## PROBLEM STATEMENT
Tally the lines in the listing below that include "though". Answer with the count and nothing more.
··· DATA LISTING
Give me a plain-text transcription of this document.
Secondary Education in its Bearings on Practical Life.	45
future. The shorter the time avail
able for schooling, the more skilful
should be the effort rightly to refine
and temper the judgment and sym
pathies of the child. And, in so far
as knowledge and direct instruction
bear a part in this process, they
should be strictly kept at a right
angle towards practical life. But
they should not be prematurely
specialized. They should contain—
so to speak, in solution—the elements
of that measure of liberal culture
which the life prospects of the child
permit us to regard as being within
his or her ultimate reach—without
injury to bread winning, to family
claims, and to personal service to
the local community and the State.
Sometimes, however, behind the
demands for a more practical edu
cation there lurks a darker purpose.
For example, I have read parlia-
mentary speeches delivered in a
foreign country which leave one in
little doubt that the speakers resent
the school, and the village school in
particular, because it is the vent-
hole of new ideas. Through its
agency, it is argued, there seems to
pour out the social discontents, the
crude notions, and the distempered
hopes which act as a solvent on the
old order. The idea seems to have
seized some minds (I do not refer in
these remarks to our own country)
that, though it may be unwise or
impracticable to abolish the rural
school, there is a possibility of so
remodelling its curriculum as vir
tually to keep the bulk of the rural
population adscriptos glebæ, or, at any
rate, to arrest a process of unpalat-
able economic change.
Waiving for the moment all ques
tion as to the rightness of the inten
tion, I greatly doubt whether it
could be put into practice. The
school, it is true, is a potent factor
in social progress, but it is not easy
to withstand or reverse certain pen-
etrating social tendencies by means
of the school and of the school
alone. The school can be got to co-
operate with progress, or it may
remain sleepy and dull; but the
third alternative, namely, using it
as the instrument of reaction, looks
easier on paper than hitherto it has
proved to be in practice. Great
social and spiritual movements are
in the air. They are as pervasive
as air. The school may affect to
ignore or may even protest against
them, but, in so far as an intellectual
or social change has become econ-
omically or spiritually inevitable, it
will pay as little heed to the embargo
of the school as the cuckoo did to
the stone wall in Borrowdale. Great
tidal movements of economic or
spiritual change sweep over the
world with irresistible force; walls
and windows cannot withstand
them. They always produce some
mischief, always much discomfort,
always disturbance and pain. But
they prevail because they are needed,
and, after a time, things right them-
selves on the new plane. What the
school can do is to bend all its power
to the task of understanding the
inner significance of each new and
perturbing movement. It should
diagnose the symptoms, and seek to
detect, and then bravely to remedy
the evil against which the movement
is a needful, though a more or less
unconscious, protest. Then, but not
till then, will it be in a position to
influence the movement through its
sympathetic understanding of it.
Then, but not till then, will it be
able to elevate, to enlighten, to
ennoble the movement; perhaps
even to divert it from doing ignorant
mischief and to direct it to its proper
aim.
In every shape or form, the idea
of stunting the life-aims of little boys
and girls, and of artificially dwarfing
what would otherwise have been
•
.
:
······
## OUTPUT FOR THIS EXERCISE
2